[Stored items from a collection]
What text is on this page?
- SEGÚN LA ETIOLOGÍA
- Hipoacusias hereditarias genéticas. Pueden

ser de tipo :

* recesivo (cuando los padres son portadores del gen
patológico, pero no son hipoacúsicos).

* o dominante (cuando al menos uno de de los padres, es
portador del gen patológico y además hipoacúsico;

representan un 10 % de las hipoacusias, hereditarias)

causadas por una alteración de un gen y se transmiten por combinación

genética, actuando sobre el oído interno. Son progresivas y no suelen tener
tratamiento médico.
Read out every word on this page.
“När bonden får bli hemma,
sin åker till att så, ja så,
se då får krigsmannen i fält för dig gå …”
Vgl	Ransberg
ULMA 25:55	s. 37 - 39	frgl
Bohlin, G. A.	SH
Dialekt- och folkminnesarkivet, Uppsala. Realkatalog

**INSTRUCTIONS TO FOLLOW**
Please restate the data word for word, every record included.

**EXERCISE ANSWER**
What text is on this page?
- SEGÚN LA ETIOLOGÍA
- Hipoacusias hereditarias genéticas. Pueden

ser de tipo :

* recesivo (cuando los padres son portadores del gen
patológico, pero no son hipoacúsicos).

* o dominante (cuando al menos uno de de los padres, es
portador del gen patológico y además hipoacúsico;

representan un 10 % de las hipoacusias, hereditarias)

causadas por una alteración de un gen y se transmiten por combinación

genética, actuando sobre el oído interno. Son progresivas y no suelen tener
tratamiento médico.
Read out every word on this page.
“När bonden får bli hemma,
sin åker till att så, ja så,
se då får krigsmannen i fält för dig gå …”
Vgl	Ransberg
ULMA 25:55	s. 37 - 39	frgl
Bohlin, G. A.	SH
Dialekt- och folkminnesarkivet, Uppsala. Realkatalog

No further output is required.